══ Dataset content

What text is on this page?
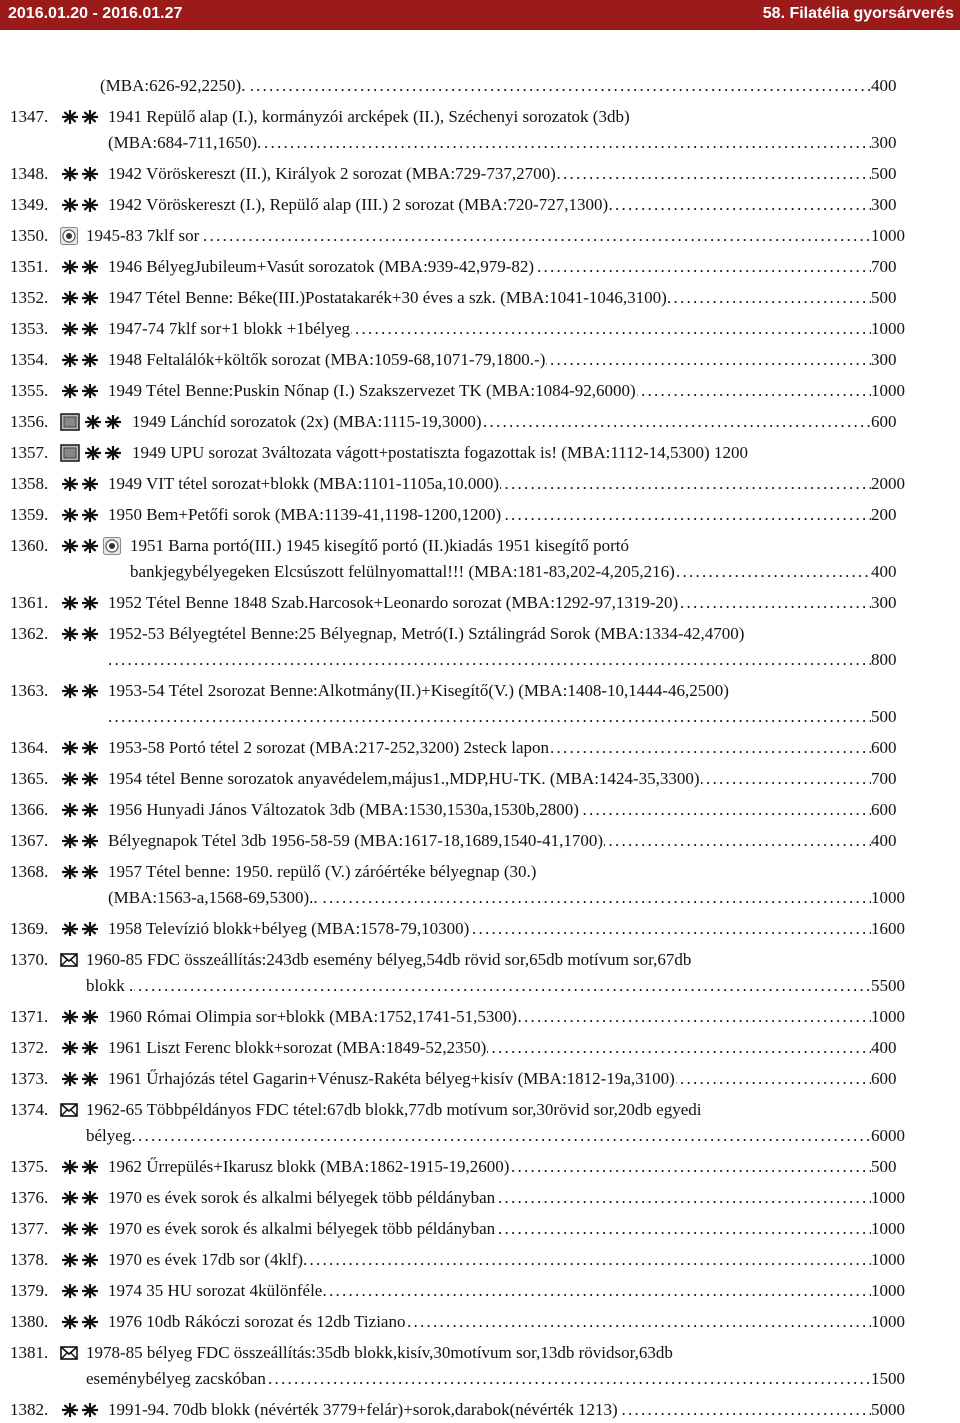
2016.01.20 - 2016.01.27	58. Filatélia gyorsárverés
(MBA:626-92,2250). . . . .	400
1347.	1941 Repülő alap (I.), kormányzói arcképek (II.), Széchenyi sorozatok (3db)
(MBA:684-711,1650). . . .	300
1348.	1942 Vöröskereszt (II.), Királyok 2 sorozat (MBA:729-737,2700) . . .	500
1349.	1942 Vöröskereszt (I.), Repülő alap (III.) 2 sorozat (MBA:720-727,1300) . . .	300
1350. 1945-83 7klf sor . . .	1000
1351.	1946 BélyegJubileum+Vasút sorozatok (MBA:939-42,979-82) . . .	700
1352.	1947 Tétel Benne: Béke(III.)Postatakarék+30 éves a szk. (MBA:1041-1046,3100) . . .	500
1353.	1947-74 7klf sor+1 blokk +1bélyeg . . .	1000
1354.	1948 Feltalálók+költők sorozat (MBA:1059-68,1071-79,1800.-) . . .	300
1355.	1949 Tétel Benne:Puskin Nőnap (I.) Szakszervezet TK (MBA:1084-92,6000) . . .	1000
1356.	1949 Lánchíd sorozatok (2x) (MBA:1115-19,3000) . . .	600
1357.	1949 UPU sorozat 3változata vágott+postatiszta fogazottak is! (MBA:1112-14,5300) 1200
1358.	1949 VIT tétel sorozat+blokk (MBA:1101-1105a,10.000) . . .	2000
1359.	1950 Bem+Petőfi sorok (MBA:1139-41,1198-1200,1200) . . .	200
1360.	1951 Barna portó(III.) 1945 kisegítő portó (II.)kiadás 1951 kisegítő portó
bankjegybélyegeken Elcsúszott felülnyomattal!!! (MBA:181-83,202-4,205,216) . . .	400
1361.	1952 Tétel Benne 1848 Szab.Harcosok+Leonardo sorozat (MBA:1292-97,1319-20) . . .	300
1362.	1952-53 Bélyegtétel Benne:25 Bélyegnap, Metró(I.) Sztálingrád Sorok (MBA:1334-42,4700)
. . . .	800
1363.	1953-54 Tétel 2sorozat Benne:Alkotmány(II.)+Kisegítő(V.) (MBA:1408-10,1444-46,2500)
. . . .	500
1364.	1953-58 Portó tétel 2 sorozat (MBA:217-252,3200) 2steck lapon . . .	600
1365.	1954 tétel Benne sorozatok anyavédelem,május1.,MDP,HU-TK. (MBA:1424-35,3300) . . .	700
1366.	1956 Hunyadi János Változatok 3db (MBA:1530,1530a,1530b,2800) . . .	600
1367.	Bélyegnapok Tétel 3db 1956-58-59 (MBA:1617-18,1689,1540-41,1700) . . .	400
1368.	1957 Tétel benne: 1950. repülő (V.) záróértéke bélyegnap (30.)
(MBA:1563-a,1568-69,5300).. . . .	1000
1369.	1958 Televízió blokk+bélyeg (MBA:1578-79,10300) . . .	1600
1370. 1960-85 FDC összeállítás:243db esemény bélyeg,54db rövid sor,65db motívum sor,67db
blokk . . . .	5500
1371.	1960 Római Olimpia sor+blokk (MBA:1752,1741-51,5300) . . .	1000
1372.	1961 Liszt Ferenc blokk+sorozat (MBA:1849-52,2350) . . .	400
1373.	1961 Űrhajózás tétel Gagarin+Vénusz-Rakéta bélyeg+kisív (MBA:1812-19a,3100) . . .	600
1374. 1962-65 Többpéldányos FDC tétel:67db blokk,77db motívum sor,30rövid sor,20db egyedi
bélyeg . . .	6000
1375.	1962 Űrrepülés+Ikarusz blokk (MBA:1862-1915-19,2600) . . .	500
1376.	1970 es évek sorok és alkalmi bélyegek több példányban . . .	1000
1377.	1970 es évek sorok és alkalmi bélyegek több példányban . . .	1000
1378.	1970 es évek 17db sor (4klf) . . .	1000
1379.	1974 35 HU sorozat 4különféle . . .	1000
1380.	1976 10db Rákóczi sorozat és 12db Tiziano . . .	1000
1381. 1978-85 bélyeg FDC összeállítás:35db blokk,kisív,30motívum sor,13db rövidsor,63db
eseménybélyeg zacskóban . . .	1500
1382.	1991-94. 70db blokk (névérték 3779+felár)+sorok,darabok(névérték 1213) . . .	5000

════

(Problem to solve): Among the lines of the records above, count those holding the string "alap", and report only the number.

(In response): 2